Copy the lines holding the word "text", all of them.

BEGIN Data to use

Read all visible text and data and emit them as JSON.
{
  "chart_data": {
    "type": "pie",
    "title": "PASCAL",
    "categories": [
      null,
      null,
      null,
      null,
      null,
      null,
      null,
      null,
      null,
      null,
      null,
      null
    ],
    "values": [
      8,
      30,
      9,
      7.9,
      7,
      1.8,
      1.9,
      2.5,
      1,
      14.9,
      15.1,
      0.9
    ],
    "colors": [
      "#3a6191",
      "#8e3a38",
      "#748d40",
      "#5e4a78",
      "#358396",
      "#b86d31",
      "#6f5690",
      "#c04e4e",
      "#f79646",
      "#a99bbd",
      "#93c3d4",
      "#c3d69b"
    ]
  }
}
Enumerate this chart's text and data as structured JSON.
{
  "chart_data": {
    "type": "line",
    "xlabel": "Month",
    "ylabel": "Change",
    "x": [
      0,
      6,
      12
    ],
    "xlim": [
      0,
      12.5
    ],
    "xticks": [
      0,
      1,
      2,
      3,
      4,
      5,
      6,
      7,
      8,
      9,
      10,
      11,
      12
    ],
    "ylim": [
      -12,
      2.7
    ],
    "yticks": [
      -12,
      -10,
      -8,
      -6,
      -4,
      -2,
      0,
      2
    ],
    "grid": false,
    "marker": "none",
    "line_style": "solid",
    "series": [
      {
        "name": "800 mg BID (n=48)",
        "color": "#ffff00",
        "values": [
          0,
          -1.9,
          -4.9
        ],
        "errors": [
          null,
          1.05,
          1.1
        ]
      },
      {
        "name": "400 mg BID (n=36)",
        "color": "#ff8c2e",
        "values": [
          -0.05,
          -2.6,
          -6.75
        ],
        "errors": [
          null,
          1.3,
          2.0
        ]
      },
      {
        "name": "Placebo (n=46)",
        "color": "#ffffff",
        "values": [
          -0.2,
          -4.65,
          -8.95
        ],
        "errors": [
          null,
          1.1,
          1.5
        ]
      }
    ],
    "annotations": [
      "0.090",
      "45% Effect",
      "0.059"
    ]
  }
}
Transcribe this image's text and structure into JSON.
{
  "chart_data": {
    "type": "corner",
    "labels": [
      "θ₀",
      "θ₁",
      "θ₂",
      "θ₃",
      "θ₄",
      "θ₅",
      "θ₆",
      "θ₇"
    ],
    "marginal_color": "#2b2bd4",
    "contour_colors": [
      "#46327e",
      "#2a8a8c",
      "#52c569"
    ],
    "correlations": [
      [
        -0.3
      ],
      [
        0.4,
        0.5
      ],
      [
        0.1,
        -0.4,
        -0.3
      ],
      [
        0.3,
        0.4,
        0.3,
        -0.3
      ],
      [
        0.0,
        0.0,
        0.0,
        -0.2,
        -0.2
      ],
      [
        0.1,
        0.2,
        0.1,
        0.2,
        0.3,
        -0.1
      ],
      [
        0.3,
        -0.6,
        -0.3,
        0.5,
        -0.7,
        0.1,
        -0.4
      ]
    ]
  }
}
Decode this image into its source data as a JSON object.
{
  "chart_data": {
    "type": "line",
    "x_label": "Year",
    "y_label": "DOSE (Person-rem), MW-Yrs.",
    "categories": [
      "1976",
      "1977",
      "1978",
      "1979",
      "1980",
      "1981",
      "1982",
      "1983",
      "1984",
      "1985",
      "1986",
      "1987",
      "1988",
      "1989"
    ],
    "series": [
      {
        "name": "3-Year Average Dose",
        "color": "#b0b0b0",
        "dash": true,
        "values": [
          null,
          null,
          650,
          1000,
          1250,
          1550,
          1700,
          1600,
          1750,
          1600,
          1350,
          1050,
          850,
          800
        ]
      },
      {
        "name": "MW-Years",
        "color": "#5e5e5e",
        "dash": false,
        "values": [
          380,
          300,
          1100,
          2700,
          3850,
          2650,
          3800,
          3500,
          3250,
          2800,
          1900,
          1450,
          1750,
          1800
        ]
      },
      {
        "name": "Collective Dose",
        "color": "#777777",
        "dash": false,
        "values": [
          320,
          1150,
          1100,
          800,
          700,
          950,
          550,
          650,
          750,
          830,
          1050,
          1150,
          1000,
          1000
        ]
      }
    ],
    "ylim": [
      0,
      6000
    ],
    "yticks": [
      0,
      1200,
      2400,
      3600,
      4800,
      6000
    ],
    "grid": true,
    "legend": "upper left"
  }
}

END Data to use

Full solution:
Read all visible text and data and emit them as JSON.
Enumerate this chart's text and data as structured JSON.
Transcribe this image's text and structure into JSON.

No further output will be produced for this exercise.